>> BEGIN Data

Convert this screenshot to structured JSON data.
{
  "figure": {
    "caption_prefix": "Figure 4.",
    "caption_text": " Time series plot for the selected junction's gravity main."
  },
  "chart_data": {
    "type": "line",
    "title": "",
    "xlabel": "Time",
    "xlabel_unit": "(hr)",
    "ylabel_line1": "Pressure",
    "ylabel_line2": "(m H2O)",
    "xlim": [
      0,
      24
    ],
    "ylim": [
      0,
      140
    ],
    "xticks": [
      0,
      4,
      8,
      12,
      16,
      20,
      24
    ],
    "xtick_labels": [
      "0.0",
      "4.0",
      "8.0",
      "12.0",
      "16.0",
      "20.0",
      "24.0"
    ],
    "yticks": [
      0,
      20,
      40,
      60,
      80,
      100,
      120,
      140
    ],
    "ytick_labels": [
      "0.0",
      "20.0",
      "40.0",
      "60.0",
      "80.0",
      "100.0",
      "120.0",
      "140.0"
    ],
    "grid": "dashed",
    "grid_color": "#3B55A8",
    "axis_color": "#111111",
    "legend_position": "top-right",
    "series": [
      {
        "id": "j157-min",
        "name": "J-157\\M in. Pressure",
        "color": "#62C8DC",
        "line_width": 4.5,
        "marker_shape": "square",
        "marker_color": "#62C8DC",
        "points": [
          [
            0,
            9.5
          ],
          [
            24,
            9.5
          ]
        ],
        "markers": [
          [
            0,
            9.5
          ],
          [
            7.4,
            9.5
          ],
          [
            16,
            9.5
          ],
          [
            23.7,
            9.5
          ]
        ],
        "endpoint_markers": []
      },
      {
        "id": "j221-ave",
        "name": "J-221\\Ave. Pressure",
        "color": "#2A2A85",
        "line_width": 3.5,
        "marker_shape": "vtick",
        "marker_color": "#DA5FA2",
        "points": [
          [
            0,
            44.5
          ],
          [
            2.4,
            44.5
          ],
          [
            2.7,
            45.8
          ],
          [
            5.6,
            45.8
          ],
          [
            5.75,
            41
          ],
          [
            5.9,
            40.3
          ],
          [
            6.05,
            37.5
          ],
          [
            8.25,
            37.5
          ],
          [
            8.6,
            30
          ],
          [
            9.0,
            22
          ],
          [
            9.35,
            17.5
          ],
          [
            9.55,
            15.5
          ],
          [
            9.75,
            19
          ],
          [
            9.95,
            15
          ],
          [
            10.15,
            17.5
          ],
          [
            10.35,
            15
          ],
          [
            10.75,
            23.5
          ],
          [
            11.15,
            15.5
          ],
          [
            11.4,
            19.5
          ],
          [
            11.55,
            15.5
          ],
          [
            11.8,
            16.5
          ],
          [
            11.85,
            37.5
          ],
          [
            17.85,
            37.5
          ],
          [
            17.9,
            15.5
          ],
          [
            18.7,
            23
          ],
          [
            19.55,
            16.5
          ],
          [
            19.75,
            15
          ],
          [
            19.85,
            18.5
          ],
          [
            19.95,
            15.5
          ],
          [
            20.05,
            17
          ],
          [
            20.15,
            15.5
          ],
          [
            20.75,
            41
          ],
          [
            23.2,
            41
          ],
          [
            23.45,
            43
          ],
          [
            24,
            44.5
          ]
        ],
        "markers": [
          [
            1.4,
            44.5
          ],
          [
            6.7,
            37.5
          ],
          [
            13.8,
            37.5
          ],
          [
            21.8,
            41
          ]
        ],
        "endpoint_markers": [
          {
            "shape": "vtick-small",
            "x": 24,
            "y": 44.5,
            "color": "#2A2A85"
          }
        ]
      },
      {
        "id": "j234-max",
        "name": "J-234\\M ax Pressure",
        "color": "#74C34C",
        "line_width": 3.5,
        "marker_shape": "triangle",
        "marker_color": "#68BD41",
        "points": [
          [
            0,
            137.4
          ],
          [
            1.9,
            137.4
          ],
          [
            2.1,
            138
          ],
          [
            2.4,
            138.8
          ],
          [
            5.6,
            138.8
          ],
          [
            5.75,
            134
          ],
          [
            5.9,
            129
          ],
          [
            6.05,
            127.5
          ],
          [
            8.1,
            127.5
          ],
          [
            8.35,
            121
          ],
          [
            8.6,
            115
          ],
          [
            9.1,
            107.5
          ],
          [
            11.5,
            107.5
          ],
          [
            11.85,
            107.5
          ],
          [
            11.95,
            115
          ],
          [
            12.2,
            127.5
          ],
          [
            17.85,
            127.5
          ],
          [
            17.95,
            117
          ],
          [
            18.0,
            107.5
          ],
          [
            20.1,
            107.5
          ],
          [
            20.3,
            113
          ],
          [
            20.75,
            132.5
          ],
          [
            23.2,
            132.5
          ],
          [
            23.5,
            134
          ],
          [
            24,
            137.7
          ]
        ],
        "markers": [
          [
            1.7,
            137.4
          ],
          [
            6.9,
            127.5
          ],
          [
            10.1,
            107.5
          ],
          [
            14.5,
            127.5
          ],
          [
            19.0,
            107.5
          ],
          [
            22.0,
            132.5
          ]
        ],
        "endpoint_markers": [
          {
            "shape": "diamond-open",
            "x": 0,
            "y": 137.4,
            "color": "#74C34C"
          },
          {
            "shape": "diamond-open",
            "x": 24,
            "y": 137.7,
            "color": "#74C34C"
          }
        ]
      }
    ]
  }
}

>> END Data

Work to be completed »
Using the data above, reproduce every line exactly.

Answer to the task »
Convert this screenshot to structured JSON data.
{
  "figure": {
    "caption_prefix": "Figure 4.",
    "caption_text": " Time series plot for the selected junction's gravity main."
  },
  "chart_data": {
    "type": "line",
    "title": "",
    "xlabel": "Time",
    "xlabel_unit": "(hr)",
    "ylabel_line1": "Pressure",
    "ylabel_line2": "(m H2O)",
    "xlim": [
      0,
      24
    ],
    "ylim": [
      0,
      140
    ],
    "xticks": [
      0,
      4,
      8,
      12,
      16,
      20,
      24
    ],
    "xtick_labels": [
      "0.0",
      "4.0",
      "8.0",
      "12.0",
      "16.0",
      "20.0",
      "24.0"
    ],
    "yticks": [
      0,
      20,
      40,
      60,
      80,
      100,
      120,
      140
    ],
    "ytick_labels": [
      "0.0",
      "20.0",
      "40.0",
      "60.0",
      "80.0",
      "100.0",
      "120.0",
      "140.0"
    ],
    "grid": "dashed",
    "grid_color": "#3B55A8",
    "axis_color": "#111111",
    "legend_position": "top-right",
    "series": [
      {
        "id": "j157-min",
        "name": "J-157\\M in. Pressure",
        "color": "#62C8DC",
        "line_width": 4.5,
        "marker_shape": "square",
        "marker_color": "#62C8DC",
        "points": [
          [
            0,
            9.5
          ],
          [
            24,
            9.5
          ]
        ],
        "markers": [
          [
            0,
            9.5
          ],
          [
            7.4,
            9.5
          ],
          [
            16,
            9.5
          ],
          [
            23.7,
            9.5
          ]
        ],
        "endpoint_markers": []
      },
      {
        "id": "j221-ave",
        "name": "J-221\\Ave. Pressure",
        "color": "#2A2A85",
        "line_width": 3.5,
        "marker_shape": "vtick",
        "marker_color": "#DA5FA2",
        "points": [
          [
            0,
            44.5
          ],
          [
            2.4,
            44.5
          ],
          [
            2.7,
            45.8
          ],
          [
            5.6,
            45.8
          ],
          [
            5.75,
            41
          ],
          [
            5.9,
            40.3
          ],
          [
            6.05,
            37.5
          ],
          [
            8.25,
            37.5
          ],
          [
            8.6,
            30
          ],
          [
            9.0,
            22
          ],
          [
            9.35,
            17.5
          ],
          [
            9.55,
            15.5
          ],
          [
            9.75,
            19
          ],
          [
            9.95,
            15
          ],
          [
            10.15,
            17.5
          ],
          [
            10.35,
            15
          ],
          [
            10.75,
            23.5
          ],
          [
            11.15,
            15.5
          ],
          [
            11.4,
            19.5
          ],
          [
            11.55,
            15.5
          ],
          [
            11.8,
            16.5
          ],
          [
            11.85,
            37.5
          ],
          [
            17.85,
            37.5
          ],
          [
            17.9,
            15.5
          ],
          [
            18.7,
            23
          ],
          [
            19.55,
            16.5
          ],
          [
            19.75,
            15
          ],
          [
            19.85,
            18.5
          ],
          [
            19.95,
            15.5
          ],
          [
            20.05,
            17
          ],
          [
            20.15,
            15.5
          ],
          [
            20.75,
            41
          ],
          [
            23.2,
            41
          ],
          [
            23.45,
            43
          ],
          [
            24,
            44.5
          ]
        ],
        "markers": [
          [
            1.4,
            44.5
          ],
          [
            6.7,
            37.5
          ],
          [
            13.8,
            37.5
          ],
          [
            21.8,
            41
          ]
        ],
        "endpoint_markers": [
          {
            "shape": "vtick-small",
            "x": 24,
            "y": 44.5,
            "color": "#2A2A85"
          }
        ]
      },
      {
        "id": "j234-max",
        "name": "J-234\\M ax Pressure",
        "color": "#74C34C",
        "line_width": 3.5,
        "marker_shape": "triangle",
        "marker_color": "#68BD41",
        "points": [
          [
            0,
            137.4
          ],
          [
            1.9,
            137.4
          ],
          [
            2.1,
            138
          ],
          [
            2.4,
            138.8
          ],
          [
            5.6,
            138.8
          ],
          [
            5.75,
            134
          ],
          [
            5.9,
            129
          ],
          [
            6.05,
            127.5
          ],
          [
            8.1,
            127.5
          ],
          [
            8.35,
            121
          ],
          [
            8.6,
            115
          ],
          [
            9.1,
            107.5
          ],
          [
            11.5,
            107.5
          ],
          [
            11.85,
            107.5
          ],
          [
            11.95,
            115
          ],
          [
            12.2,
            127.5
          ],
          [
            17.85,
            127.5
          ],
          [
            17.95,
            117
          ],
          [
            18.0,
            107.5
          ],
          [
            20.1,
            107.5
          ],
          [
            20.3,
            113
          ],
          [
            20.75,
            132.5
          ],
          [
            23.2,
            132.5
          ],
          [
            23.5,
            134
          ],
          [
            24,
            137.7
          ]
        ],
        "markers": [
          [
            1.7,
            137.4
          ],
          [
            6.9,
            127.5
          ],
          [
            10.1,
            107.5
          ],
          [
            14.5,
            127.5
          ],
          [
            19.0,
            107.5
          ],
          [
            22.0,
            132.5
          ]
        ],
        "endpoint_markers": [
          {
            "shape": "diamond-open",
            "x": 0,
            "y": 137.4,
            "color": "#74C34C"
          },
          {
            "shape": "diamond-open",
            "x": 24,
            "y": 137.7,
            "color": "#74C34C"
          }
        ]
      }
    ]
  }
}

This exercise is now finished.